— start of RECORDS FOR THE EXERCISE —
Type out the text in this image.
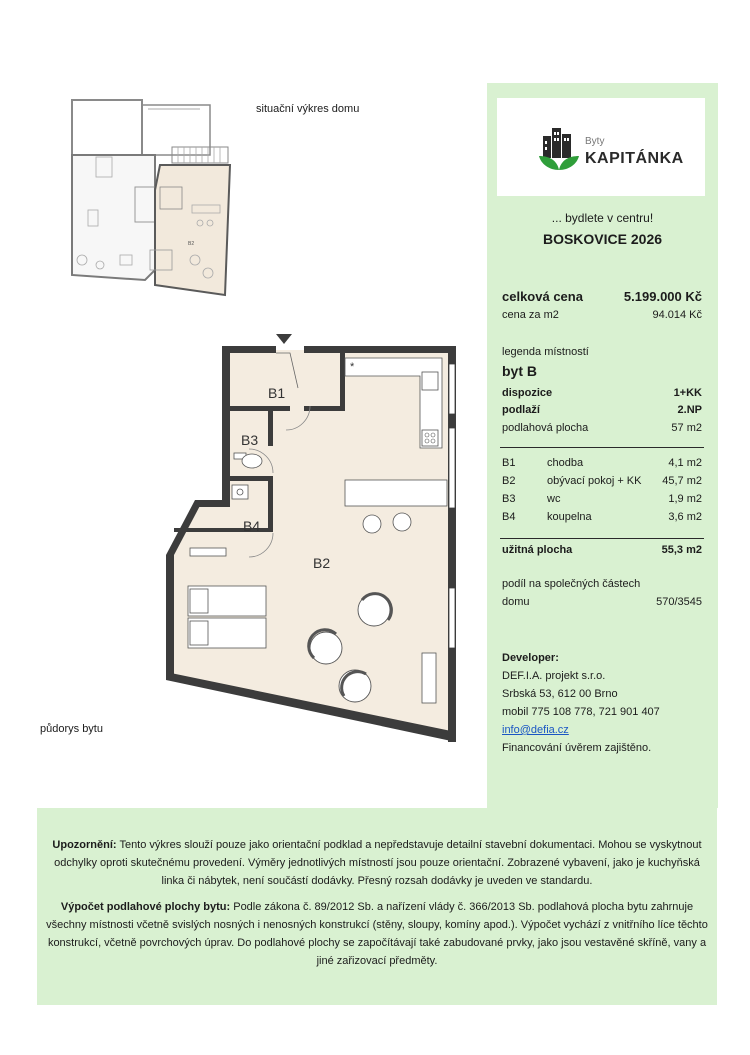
situační výkres domu
půdorys bytu
B2
*
B1
B3
B4
B2
Byty
KAPITÁNKA
... bydlete v centru!
BOSKOVICE 2026
celková cena	5.199.000 Kč
cena za m2	94.014 Kč
legenda místností
byt B
dispozice	1+KK
podlaží	2.NP
podlahová plocha	57 m2
B1	chodba	4,1 m2
B2	obývací pokoj + KK	45,7 m2
B3	wc	1,9 m2
B4	koupelna	3,6 m2
užitná plocha	55,3 m2
podíl na společných částech
domu	570/3545
Developer:
DEF.I.A. projekt s.r.o.
Srbská 53, 612 00 Brno
mobil 775 108 778, 721 901 407
info@defia.cz
Financování úvěrem zajištěno.

Upozornění: Tento výkres slouží pouze jako orientační podklad a nepředstavuje detailní stavební dokumentaci. Mohou se vyskytnout odchylky oproti skutečnému provedení. Výměry jednotlivých místností jsou pouze orientační. Zobrazené vybavení, jako je kuchyňská linka či nábytek, není součástí dodávky. Přesný rozsah dodávky je uveden ve standardu.

Výpočet podlahové plochy bytu: Podle zákona č. 89/2012 Sb. a nařízení vlády č. 366/2013 Sb. podlahová plocha bytu zahrnuje všechny místnosti včetně svislých nosných i nenosných konstrukcí (stěny, sloupy, komíny apod.). Výpočet vychází z vnitřního líce těchto konstrukcí, včetně povrchových úprav. Do podlahové plochy se započítávají také zabudované prvky, jako jsou vestavěné skříně, vany a jiné zařizovací předměty.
— end of RECORDS FOR THE EXERCISE —
Scan the entries above for the word "jako" and collect each line holding it.

Upozornění: Tento výkres slouží pouze jako orientační podklad a nepředstavuje detailní stavební dokumentaci. Mohou se vyskytnout odchylky oproti skutečnému provedení. Výměry jednotlivých místností jsou pouze orientační. Zobrazené vybavení, jako je kuchyňská linka či nábytek, není součástí dodávky. Přesný rozsah dodávky je uveden ve standardu.
Výpočet podlahové plochy bytu: Podle zákona č. 89/2012 Sb. a nařízení vlády č. 366/2013 Sb. podlahová plocha bytu zahrnuje všechny místnosti včetně svislých nosných i nenosných konstrukcí (stěny, sloupy, komíny apod.). Výpočet vychází z vnitřního líce těchto konstrukcí, včetně povrchových úprav. Do podlahové plochy se započítávají také zabudované prvky, jako jsou vestavěné skříně, vany a jiné zařizovací předměty.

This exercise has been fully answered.